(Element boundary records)
■ ■ ■ ■

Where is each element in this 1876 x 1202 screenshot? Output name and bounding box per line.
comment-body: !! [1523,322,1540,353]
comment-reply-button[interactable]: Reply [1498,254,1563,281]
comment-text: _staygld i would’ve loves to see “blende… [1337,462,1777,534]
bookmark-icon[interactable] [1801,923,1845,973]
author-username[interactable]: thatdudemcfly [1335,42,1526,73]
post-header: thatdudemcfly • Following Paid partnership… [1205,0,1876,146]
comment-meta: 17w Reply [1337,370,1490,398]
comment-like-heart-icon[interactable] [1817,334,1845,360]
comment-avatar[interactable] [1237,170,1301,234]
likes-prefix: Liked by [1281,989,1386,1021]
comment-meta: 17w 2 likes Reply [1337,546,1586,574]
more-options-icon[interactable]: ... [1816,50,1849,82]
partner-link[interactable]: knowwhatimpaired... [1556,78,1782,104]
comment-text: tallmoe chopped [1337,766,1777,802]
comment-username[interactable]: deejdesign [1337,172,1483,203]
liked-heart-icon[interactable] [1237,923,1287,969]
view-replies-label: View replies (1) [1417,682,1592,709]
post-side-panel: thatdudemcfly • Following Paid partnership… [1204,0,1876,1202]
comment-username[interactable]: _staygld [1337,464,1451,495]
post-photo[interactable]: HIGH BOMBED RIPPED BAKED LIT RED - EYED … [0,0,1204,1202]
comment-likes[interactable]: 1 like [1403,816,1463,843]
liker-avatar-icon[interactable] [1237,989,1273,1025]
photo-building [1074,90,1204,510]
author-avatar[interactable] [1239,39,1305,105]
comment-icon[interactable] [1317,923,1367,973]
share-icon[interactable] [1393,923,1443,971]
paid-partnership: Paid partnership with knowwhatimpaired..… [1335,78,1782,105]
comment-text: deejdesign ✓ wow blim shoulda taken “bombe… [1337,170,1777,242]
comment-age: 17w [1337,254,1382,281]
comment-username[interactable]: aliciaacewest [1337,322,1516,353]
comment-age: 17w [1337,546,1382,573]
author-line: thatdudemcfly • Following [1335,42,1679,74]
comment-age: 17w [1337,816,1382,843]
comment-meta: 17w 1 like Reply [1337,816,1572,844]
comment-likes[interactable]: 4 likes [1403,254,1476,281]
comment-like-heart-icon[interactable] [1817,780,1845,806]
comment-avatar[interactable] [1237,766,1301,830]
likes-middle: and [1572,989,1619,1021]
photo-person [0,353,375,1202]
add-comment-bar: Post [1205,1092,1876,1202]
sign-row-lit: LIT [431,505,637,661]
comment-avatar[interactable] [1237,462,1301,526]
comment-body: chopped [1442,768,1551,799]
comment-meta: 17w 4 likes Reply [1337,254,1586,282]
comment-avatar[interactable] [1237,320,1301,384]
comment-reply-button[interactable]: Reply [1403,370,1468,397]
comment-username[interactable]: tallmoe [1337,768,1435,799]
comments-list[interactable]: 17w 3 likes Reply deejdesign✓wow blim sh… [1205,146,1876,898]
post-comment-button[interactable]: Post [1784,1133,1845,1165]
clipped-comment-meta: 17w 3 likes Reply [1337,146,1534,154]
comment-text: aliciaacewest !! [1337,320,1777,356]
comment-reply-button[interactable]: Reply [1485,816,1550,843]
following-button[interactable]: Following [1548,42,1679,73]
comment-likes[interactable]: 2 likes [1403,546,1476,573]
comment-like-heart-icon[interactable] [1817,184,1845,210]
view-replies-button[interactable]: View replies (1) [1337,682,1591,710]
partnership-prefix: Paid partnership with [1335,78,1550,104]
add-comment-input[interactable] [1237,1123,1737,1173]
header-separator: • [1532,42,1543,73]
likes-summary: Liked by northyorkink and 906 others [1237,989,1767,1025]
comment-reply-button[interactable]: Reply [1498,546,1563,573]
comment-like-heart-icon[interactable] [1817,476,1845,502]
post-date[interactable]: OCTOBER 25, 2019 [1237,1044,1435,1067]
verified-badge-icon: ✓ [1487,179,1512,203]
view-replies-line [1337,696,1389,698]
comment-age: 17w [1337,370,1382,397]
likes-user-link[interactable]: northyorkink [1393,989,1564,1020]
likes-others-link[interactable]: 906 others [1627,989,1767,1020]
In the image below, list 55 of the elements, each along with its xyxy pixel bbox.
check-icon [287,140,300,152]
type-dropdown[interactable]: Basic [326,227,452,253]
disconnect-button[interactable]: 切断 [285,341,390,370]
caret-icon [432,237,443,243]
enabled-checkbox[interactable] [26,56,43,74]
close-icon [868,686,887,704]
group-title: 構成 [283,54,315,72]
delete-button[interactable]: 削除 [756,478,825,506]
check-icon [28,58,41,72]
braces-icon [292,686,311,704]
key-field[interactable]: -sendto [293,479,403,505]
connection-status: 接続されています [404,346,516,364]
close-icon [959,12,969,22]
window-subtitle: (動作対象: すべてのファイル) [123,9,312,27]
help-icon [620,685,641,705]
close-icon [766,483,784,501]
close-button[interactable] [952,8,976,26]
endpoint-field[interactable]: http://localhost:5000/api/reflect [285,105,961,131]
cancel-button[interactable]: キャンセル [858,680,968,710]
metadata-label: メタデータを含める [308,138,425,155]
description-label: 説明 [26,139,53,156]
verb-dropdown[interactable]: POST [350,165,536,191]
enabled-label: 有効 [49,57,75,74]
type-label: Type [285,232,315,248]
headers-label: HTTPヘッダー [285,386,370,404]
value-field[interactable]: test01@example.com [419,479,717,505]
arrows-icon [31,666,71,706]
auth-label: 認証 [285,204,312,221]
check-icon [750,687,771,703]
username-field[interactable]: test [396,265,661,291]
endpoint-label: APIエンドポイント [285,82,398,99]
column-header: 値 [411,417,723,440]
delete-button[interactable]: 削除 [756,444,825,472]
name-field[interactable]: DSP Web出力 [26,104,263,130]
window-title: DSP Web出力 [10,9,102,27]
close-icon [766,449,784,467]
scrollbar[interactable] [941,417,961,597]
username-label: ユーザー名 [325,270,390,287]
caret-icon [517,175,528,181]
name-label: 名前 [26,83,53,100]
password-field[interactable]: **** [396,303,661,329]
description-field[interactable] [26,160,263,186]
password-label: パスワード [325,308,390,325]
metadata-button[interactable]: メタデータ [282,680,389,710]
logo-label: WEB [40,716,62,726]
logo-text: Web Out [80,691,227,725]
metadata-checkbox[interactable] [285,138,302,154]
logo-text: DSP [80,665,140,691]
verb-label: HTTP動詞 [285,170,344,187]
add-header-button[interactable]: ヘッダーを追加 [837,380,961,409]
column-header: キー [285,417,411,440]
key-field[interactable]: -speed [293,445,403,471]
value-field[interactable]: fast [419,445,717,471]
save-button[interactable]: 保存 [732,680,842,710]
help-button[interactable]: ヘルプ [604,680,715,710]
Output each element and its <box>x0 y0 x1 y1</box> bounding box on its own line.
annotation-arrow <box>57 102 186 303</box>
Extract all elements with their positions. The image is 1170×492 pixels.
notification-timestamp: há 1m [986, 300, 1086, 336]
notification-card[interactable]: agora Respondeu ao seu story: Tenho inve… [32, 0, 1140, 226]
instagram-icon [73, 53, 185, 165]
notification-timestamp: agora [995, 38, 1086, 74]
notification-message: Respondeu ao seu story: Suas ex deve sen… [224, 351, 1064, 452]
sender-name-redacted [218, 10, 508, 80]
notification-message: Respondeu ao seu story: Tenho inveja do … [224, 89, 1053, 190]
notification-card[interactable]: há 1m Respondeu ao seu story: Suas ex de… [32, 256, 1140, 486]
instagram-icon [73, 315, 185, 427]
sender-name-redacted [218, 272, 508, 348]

■ ■ ■ ■

**SHORT EXERCISE**
Reproduce every line of the entries above character for character, without alteration.

**EXERCISE SOLUTION**
Where is each element in this 1876 x 1202 screenshot? Output name and bounding box per line.
comment-body: !! [1523,322,1540,353]
comment-reply-button[interactable]: Reply [1498,254,1563,281]
comment-text: _staygld i would’ve loves to see “blende… [1337,462,1777,534]
bookmark-icon[interactable] [1801,923,1845,973]
author-username[interactable]: thatdudemcfly [1335,42,1526,73]
post-header: thatdudemcfly • Following Paid partnership… [1205,0,1876,146]
comment-meta: 17w Reply [1337,370,1490,398]
comment-like-heart-icon[interactable] [1817,334,1845,360]
comment-avatar[interactable] [1237,170,1301,234]
likes-prefix: Liked by [1281,989,1386,1021]
comment-meta: 17w 2 likes Reply [1337,546,1586,574]
more-options-icon[interactable]: ... [1816,50,1849,82]
partner-link[interactable]: knowwhatimpaired... [1556,78,1782,104]
comment-text: tallmoe chopped [1337,766,1777,802]
comment-username[interactable]: deejdesign [1337,172,1483,203]
liked-heart-icon[interactable] [1237,923,1287,969]
view-replies-label: View replies (1) [1417,682,1592,709]
post-side-panel: thatdudemcfly • Following Paid partnership… [1204,0,1876,1202]
comment-username[interactable]: _staygld [1337,464,1451,495]
post-photo[interactable]: HIGH BOMBED RIPPED BAKED LIT RED - EYED … [0,0,1204,1202]
comment-likes[interactable]: 1 like [1403,816,1463,843]
liker-avatar-icon[interactable] [1237,989,1273,1025]
photo-building [1074,90,1204,510]
author-avatar[interactable] [1239,39,1305,105]
comment-icon[interactable] [1317,923,1367,973]
share-icon[interactable] [1393,923,1443,971]
paid-partnership: Paid partnership with knowwhatimpaired..… [1335,78,1782,105]
comment-text: deejdesign ✓ wow blim shoulda taken “bombe… [1337,170,1777,242]
comment-age: 17w [1337,254,1382,281]
comment-username[interactable]: aliciaacewest [1337,322,1516,353]
comment-age: 17w [1337,546,1382,573]
author-line: thatdudemcfly • Following [1335,42,1679,74]
comment-age: 17w [1337,816,1382,843]
comment-meta: 17w 1 like Reply [1337,816,1572,844]
comment-likes[interactable]: 4 likes [1403,254,1476,281]
comment-like-heart-icon[interactable] [1817,780,1845,806]
comment-avatar[interactable] [1237,766,1301,830]
likes-middle: and [1572,989,1619,1021]
photo-person [0,353,375,1202]
add-comment-bar: Post [1205,1092,1876,1202]
sign-row-lit: LIT [431,505,637,661]
comment-avatar[interactable] [1237,462,1301,526]
comment-body: chopped [1442,768,1551,799]
comment-meta: 17w 4 likes Reply [1337,254,1586,282]
comment-avatar[interactable] [1237,320,1301,384]
comment-reply-button[interactable]: Reply [1403,370,1468,397]
comment-username[interactable]: tallmoe [1337,768,1435,799]
comments-list[interactable]: 17w 3 likes Reply deejdesign✓wow blim sh… [1205,146,1876,898]
post-comment-button[interactable]: Post [1784,1133,1845,1165]
clipped-comment-meta: 17w 3 likes Reply [1337,146,1534,154]
comment-text: aliciaacewest !! [1337,320,1777,356]
comment-reply-button[interactable]: Reply [1485,816,1550,843]
following-button[interactable]: Following [1548,42,1679,73]
comment-likes[interactable]: 2 likes [1403,546,1476,573]
comment-like-heart-icon[interactable] [1817,184,1845,210]
view-replies-button[interactable]: View replies (1) [1337,682,1591,710]
partnership-prefix: Paid partnership with [1335,78,1550,104]
add-comment-input[interactable] [1237,1123,1737,1173]
header-separator: • [1532,42,1543,73]
likes-summary: Liked by northyorkink and 906 others [1237,989,1767,1025]
comment-reply-button[interactable]: Reply [1498,546,1563,573]
comment-like-heart-icon[interactable] [1817,476,1845,502]
post-date[interactable]: OCTOBER 25, 2019 [1237,1044,1435,1067]
verified-badge-icon: ✓ [1487,179,1512,203]
view-replies-line [1337,696,1389,698]
comment-age: 17w [1337,370,1382,397]
likes-user-link[interactable]: northyorkink [1393,989,1564,1020]
likes-others-link[interactable]: 906 others [1627,989,1767,1020]
In the image below, list 55 of the elements, each along with its xyxy pixel bbox.
check-icon [287,140,300,152]
type-dropdown[interactable]: Basic [326,227,452,253]
disconnect-button[interactable]: 切断 [285,341,390,370]
caret-icon [432,237,443,243]
enabled-checkbox[interactable] [26,56,43,74]
close-icon [868,686,887,704]
group-title: 構成 [283,54,315,72]
delete-button[interactable]: 削除 [756,478,825,506]
check-icon [28,58,41,72]
braces-icon [292,686,311,704]
key-field[interactable]: -sendto [293,479,403,505]
connection-status: 接続されています [404,346,516,364]
close-icon [959,12,969,22]
window-subtitle: (動作対象: すべてのファイル) [123,9,312,27]
help-icon [620,685,641,705]
close-icon [766,483,784,501]
close-button[interactable] [952,8,976,26]
endpoint-field[interactable]: http://localhost:5000/api/reflect [285,105,961,131]
cancel-button[interactable]: キャンセル [858,680,968,710]
metadata-label: メタデータを含める [308,138,425,155]
description-label: 説明 [26,139,53,156]
verb-dropdown[interactable]: POST [350,165,536,191]
enabled-label: 有効 [49,57,75,74]
type-label: Type [285,232,315,248]
headers-label: HTTPヘッダー [285,386,370,404]
value-field[interactable]: test01@example.com [419,479,717,505]
arrows-icon [31,666,71,706]
auth-label: 認証 [285,204,312,221]
check-icon [750,687,771,703]
username-field[interactable]: test [396,265,661,291]
endpoint-label: APIエンドポイント [285,82,398,99]
column-header: 値 [411,417,723,440]
delete-button[interactable]: 削除 [756,444,825,472]
name-field[interactable]: DSP Web出力 [26,104,263,130]
window-title: DSP Web出力 [10,9,102,27]
close-icon [766,449,784,467]
scrollbar[interactable] [941,417,961,597]
username-label: ユーザー名 [325,270,390,287]
caret-icon [517,175,528,181]
name-label: 名前 [26,83,53,100]
password-field[interactable]: **** [396,303,661,329]
description-field[interactable] [26,160,263,186]
password-label: パスワード [325,308,390,325]
metadata-button[interactable]: メタデータ [282,680,389,710]
logo-label: WEB [40,716,62,726]
logo-text: Web Out [80,691,227,725]
metadata-checkbox[interactable] [285,138,302,154]
logo-text: DSP [80,665,140,691]
verb-label: HTTP動詞 [285,170,344,187]
add-header-button[interactable]: ヘッダーを追加 [837,380,961,409]
column-header: キー [285,417,411,440]
key-field[interactable]: -speed [293,445,403,471]
value-field[interactable]: fast [419,445,717,471]
save-button[interactable]: 保存 [732,680,842,710]
help-button[interactable]: ヘルプ [604,680,715,710]
Output each element and its <box>x0 y0 x1 y1</box> bounding box on its own line.
annotation-arrow <box>57 102 186 303</box>
Extract all elements with their positions. The image is 1170×492 pixels.
notification-timestamp: há 1m [986, 300, 1086, 336]
notification-card[interactable]: agora Respondeu ao seu story: Tenho inve… [32, 0, 1140, 226]
instagram-icon [73, 53, 185, 165]
notification-timestamp: agora [995, 38, 1086, 74]
notification-message: Respondeu ao seu story: Suas ex deve sen… [224, 351, 1064, 452]
sender-name-redacted [218, 10, 508, 80]
notification-message: Respondeu ao seu story: Tenho inveja do … [224, 89, 1053, 190]
notification-card[interactable]: há 1m Respondeu ao seu story: Suas ex de… [32, 256, 1140, 486]
instagram-icon [73, 315, 185, 427]
sender-name-redacted [218, 272, 508, 348]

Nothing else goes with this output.